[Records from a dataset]
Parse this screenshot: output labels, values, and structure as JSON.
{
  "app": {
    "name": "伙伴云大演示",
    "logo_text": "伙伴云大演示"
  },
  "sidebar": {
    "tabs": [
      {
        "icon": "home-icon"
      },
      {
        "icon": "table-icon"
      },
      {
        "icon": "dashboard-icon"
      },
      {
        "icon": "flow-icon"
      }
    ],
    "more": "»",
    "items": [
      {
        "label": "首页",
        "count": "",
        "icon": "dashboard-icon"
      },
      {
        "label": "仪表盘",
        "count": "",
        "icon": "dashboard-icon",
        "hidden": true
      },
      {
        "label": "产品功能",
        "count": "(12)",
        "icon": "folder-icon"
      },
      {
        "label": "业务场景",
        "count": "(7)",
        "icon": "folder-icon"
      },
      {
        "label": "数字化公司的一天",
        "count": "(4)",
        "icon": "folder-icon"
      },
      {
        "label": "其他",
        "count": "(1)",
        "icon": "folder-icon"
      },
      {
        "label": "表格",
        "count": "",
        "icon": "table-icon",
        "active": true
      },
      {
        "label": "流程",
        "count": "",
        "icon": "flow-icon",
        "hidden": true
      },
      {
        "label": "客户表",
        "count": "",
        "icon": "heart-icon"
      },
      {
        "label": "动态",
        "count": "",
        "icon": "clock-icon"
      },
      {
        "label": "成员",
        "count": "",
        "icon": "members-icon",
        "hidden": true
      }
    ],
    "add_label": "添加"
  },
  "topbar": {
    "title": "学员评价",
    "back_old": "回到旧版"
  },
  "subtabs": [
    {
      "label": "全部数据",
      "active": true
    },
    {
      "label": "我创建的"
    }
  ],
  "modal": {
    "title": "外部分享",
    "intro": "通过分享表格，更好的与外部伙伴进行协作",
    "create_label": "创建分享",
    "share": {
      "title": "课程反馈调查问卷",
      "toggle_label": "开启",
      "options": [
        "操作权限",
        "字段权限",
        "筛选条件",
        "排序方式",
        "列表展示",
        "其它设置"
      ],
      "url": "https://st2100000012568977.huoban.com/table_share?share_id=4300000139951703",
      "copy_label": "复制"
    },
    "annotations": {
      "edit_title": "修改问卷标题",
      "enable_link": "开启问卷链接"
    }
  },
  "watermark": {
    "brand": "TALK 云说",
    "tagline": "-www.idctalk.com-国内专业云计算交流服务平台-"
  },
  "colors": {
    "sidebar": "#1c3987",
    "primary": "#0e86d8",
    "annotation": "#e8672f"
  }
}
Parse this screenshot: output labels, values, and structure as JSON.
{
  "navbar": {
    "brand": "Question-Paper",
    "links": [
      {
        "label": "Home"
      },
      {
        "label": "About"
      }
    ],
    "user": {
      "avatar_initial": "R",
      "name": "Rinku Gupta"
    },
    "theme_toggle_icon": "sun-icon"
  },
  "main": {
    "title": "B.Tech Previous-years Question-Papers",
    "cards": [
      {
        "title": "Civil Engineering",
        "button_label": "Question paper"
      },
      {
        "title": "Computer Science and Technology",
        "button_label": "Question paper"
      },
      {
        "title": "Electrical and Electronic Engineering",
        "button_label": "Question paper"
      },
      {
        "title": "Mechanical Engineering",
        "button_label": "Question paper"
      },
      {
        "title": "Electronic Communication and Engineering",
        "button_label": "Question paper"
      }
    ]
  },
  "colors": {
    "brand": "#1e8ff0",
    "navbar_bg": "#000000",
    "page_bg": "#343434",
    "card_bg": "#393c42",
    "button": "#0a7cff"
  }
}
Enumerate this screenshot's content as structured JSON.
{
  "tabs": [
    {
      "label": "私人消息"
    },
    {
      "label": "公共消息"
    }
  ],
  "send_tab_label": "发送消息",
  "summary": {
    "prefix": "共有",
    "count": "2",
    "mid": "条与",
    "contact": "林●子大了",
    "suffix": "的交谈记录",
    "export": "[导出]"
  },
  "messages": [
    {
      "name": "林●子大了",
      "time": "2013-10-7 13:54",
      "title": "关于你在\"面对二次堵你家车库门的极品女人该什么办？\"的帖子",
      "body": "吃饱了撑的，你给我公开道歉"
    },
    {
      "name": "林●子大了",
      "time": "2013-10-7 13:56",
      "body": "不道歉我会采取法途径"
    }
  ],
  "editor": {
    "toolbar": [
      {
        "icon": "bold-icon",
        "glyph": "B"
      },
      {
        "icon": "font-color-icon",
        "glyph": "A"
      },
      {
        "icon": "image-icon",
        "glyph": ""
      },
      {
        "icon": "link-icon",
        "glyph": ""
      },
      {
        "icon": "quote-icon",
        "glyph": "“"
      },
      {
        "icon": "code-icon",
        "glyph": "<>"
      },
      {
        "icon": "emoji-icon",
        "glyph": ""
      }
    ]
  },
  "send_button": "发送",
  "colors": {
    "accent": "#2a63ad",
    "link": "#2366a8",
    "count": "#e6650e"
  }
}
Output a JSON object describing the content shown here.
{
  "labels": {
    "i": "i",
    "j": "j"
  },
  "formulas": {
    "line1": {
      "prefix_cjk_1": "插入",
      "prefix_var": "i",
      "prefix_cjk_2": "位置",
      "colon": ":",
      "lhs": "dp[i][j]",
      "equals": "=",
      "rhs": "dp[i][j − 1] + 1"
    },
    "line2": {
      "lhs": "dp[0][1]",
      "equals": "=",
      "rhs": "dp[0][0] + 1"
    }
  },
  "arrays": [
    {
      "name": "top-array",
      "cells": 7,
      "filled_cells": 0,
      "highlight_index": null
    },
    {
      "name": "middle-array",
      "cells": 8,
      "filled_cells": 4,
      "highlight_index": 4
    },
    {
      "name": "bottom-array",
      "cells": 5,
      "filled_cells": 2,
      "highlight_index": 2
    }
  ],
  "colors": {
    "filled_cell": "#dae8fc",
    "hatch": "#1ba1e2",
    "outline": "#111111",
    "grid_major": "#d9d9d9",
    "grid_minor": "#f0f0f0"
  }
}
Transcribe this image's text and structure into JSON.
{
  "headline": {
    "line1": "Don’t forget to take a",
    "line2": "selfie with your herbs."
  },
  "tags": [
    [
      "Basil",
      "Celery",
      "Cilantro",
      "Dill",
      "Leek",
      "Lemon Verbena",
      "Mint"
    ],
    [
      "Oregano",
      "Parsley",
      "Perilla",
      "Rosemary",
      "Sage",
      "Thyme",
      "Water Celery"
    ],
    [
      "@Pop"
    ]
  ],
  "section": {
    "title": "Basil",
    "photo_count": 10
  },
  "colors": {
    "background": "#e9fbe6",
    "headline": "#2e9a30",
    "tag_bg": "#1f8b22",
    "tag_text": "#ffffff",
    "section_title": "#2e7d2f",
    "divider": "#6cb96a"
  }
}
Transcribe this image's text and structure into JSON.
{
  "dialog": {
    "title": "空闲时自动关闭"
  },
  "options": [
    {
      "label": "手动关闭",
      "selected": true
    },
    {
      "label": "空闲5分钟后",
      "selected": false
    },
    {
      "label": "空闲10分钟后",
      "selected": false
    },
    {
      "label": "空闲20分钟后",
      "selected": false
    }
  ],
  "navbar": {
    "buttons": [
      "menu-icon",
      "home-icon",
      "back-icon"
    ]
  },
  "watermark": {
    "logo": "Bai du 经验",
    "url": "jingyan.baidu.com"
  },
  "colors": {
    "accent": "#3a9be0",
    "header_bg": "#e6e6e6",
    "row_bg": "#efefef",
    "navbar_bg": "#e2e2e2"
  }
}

• **Requirement**
All of the entries must be written out exactly as they stand.

• **Exercise solution**
Parse this screenshot: output labels, values, and structure as JSON.
{
  "app": {
    "name": "伙伴云大演示",
    "logo_text": "伙伴云大演示"
  },
  "sidebar": {
    "tabs": [
      {
        "icon": "home-icon"
      },
      {
        "icon": "table-icon"
      },
      {
        "icon": "dashboard-icon"
      },
      {
        "icon": "flow-icon"
      }
    ],
    "more": "»",
    "items": [
      {
        "label": "首页",
        "count": "",
        "icon": "dashboard-icon"
      },
      {
        "label": "仪表盘",
        "count": "",
        "icon": "dashboard-icon",
        "hidden": true
      },
      {
        "label": "产品功能",
        "count": "(12)",
        "icon": "folder-icon"
      },
      {
        "label": "业务场景",
        "count": "(7)",
        "icon": "folder-icon"
      },
      {
        "label": "数字化公司的一天",
        "count": "(4)",
        "icon": "folder-icon"
      },
      {
        "label": "其他",
        "count": "(1)",
        "icon": "folder-icon"
      },
      {
        "label": "表格",
        "count": "",
        "icon": "table-icon",
        "active": true
      },
      {
        "label": "流程",
        "count": "",
        "icon": "flow-icon",
        "hidden": true
      },
      {
        "label": "客户表",
        "count": "",
        "icon": "heart-icon"
      },
      {
        "label": "动态",
        "count": "",
        "icon": "clock-icon"
      },
      {
        "label": "成员",
        "count": "",
        "icon": "members-icon",
        "hidden": true
      }
    ],
    "add_label": "添加"
  },
  "topbar": {
    "title": "学员评价",
    "back_old": "回到旧版"
  },
  "subtabs": [
    {
      "label": "全部数据",
      "active": true
    },
    {
      "label": "我创建的"
    }
  ],
  "modal": {
    "title": "外部分享",
    "intro": "通过分享表格，更好的与外部伙伴进行协作",
    "create_label": "创建分享",
    "share": {
      "title": "课程反馈调查问卷",
      "toggle_label": "开启",
      "options": [
        "操作权限",
        "字段权限",
        "筛选条件",
        "排序方式",
        "列表展示",
        "其它设置"
      ],
      "url": "https://st2100000012568977.huoban.com/table_share?share_id=4300000139951703",
      "copy_label": "复制"
    },
    "annotations": {
      "edit_title": "修改问卷标题",
      "enable_link": "开启问卷链接"
    }
  },
  "watermark": {
    "brand": "TALK 云说",
    "tagline": "-www.idctalk.com-国内专业云计算交流服务平台-"
  },
  "colors": {
    "sidebar": "#1c3987",
    "primary": "#0e86d8",
    "annotation": "#e8672f"
  }
}
Parse this screenshot: output labels, values, and structure as JSON.
{
  "navbar": {
    "brand": "Question-Paper",
    "links": [
      {
        "label": "Home"
      },
      {
        "label": "About"
      }
    ],
    "user": {
      "avatar_initial": "R",
      "name": "Rinku Gupta"
    },
    "theme_toggle_icon": "sun-icon"
  },
  "main": {
    "title": "B.Tech Previous-years Question-Papers",
    "cards": [
      {
        "title": "Civil Engineering",
        "button_label": "Question paper"
      },
      {
        "title": "Computer Science and Technology",
        "button_label": "Question paper"
      },
      {
        "title": "Electrical and Electronic Engineering",
        "button_label": "Question paper"
      },
      {
        "title": "Mechanical Engineering",
        "button_label": "Question paper"
      },
      {
        "title": "Electronic Communication and Engineering",
        "button_label": "Question paper"
      }
    ]
  },
  "colors": {
    "brand": "#1e8ff0",
    "navbar_bg": "#000000",
    "page_bg": "#343434",
    "card_bg": "#393c42",
    "button": "#0a7cff"
  }
}
Enumerate this screenshot's content as structured JSON.
{
  "tabs": [
    {
      "label": "私人消息"
    },
    {
      "label": "公共消息"
    }
  ],
  "send_tab_label": "发送消息",
  "summary": {
    "prefix": "共有",
    "count": "2",
    "mid": "条与",
    "contact": "林●子大了",
    "suffix": "的交谈记录",
    "export": "[导出]"
  },
  "messages": [
    {
      "name": "林●子大了",
      "time": "2013-10-7 13:54",
      "title": "关于你在\"面对二次堵你家车库门的极品女人该什么办？\"的帖子",
      "body": "吃饱了撑的，你给我公开道歉"
    },
    {
      "name": "林●子大了",
      "time": "2013-10-7 13:56",
      "body": "不道歉我会采取法途径"
    }
  ],
  "editor": {
    "toolbar": [
      {
        "icon": "bold-icon",
        "glyph": "B"
      },
      {
        "icon": "font-color-icon",
        "glyph": "A"
      },
      {
        "icon": "image-icon",
        "glyph": ""
      },
      {
        "icon": "link-icon",
        "glyph": ""
      },
      {
        "icon": "quote-icon",
        "glyph": "“"
      },
      {
        "icon": "code-icon",
        "glyph": "<>"
      },
      {
        "icon": "emoji-icon",
        "glyph": ""
      }
    ]
  },
  "send_button": "发送",
  "colors": {
    "accent": "#2a63ad",
    "link": "#2366a8",
    "count": "#e6650e"
  }
}
Output a JSON object describing the content shown here.
{
  "labels": {
    "i": "i",
    "j": "j"
  },
  "formulas": {
    "line1": {
      "prefix_cjk_1": "插入",
      "prefix_var": "i",
      "prefix_cjk_2": "位置",
      "colon": ":",
      "lhs": "dp[i][j]",
      "equals": "=",
      "rhs": "dp[i][j − 1] + 1"
    },
    "line2": {
      "lhs": "dp[0][1]",
      "equals": "=",
      "rhs": "dp[0][0] + 1"
    }
  },
  "arrays": [
    {
      "name": "top-array",
      "cells": 7,
      "filled_cells": 0,
      "highlight_index": null
    },
    {
      "name": "middle-array",
      "cells": 8,
      "filled_cells": 4,
      "highlight_index": 4
    },
    {
      "name": "bottom-array",
      "cells": 5,
      "filled_cells": 2,
      "highlight_index": 2
    }
  ],
  "colors": {
    "filled_cell": "#dae8fc",
    "hatch": "#1ba1e2",
    "outline": "#111111",
    "grid_major": "#d9d9d9",
    "grid_minor": "#f0f0f0"
  }
}
Transcribe this image's text and structure into JSON.
{
  "headline": {
    "line1": "Don’t forget to take a",
    "line2": "selfie with your herbs."
  },
  "tags": [
    [
      "Basil",
      "Celery",
      "Cilantro",
      "Dill",
      "Leek",
      "Lemon Verbena",
      "Mint"
    ],
    [
      "Oregano",
      "Parsley",
      "Perilla",
      "Rosemary",
      "Sage",
      "Thyme",
      "Water Celery"
    ],
    [
      "@Pop"
    ]
  ],
  "section": {
    "title": "Basil",
    "photo_count": 10
  },
  "colors": {
    "background": "#e9fbe6",
    "headline": "#2e9a30",
    "tag_bg": "#1f8b22",
    "tag_text": "#ffffff",
    "section_title": "#2e7d2f",
    "divider": "#6cb96a"
  }
}
Transcribe this image's text and structure into JSON.
{
  "dialog": {
    "title": "空闲时自动关闭"
  },
  "options": [
    {
      "label": "手动关闭",
      "selected": true
    },
    {
      "label": "空闲5分钟后",
      "selected": false
    },
    {
      "label": "空闲10分钟后",
      "selected": false
    },
    {
      "label": "空闲20分钟后",
      "selected": false
    }
  ],
  "navbar": {
    "buttons": [
      "menu-icon",
      "home-icon",
      "back-icon"
    ]
  },
  "watermark": {
    "logo": "Bai du 经验",
    "url": "jingyan.baidu.com"
  },
  "colors": {
    "accent": "#3a9be0",
    "header_bg": "#e6e6e6",
    "row_bg": "#efefef",
    "navbar_bg": "#e2e2e2"
  }
}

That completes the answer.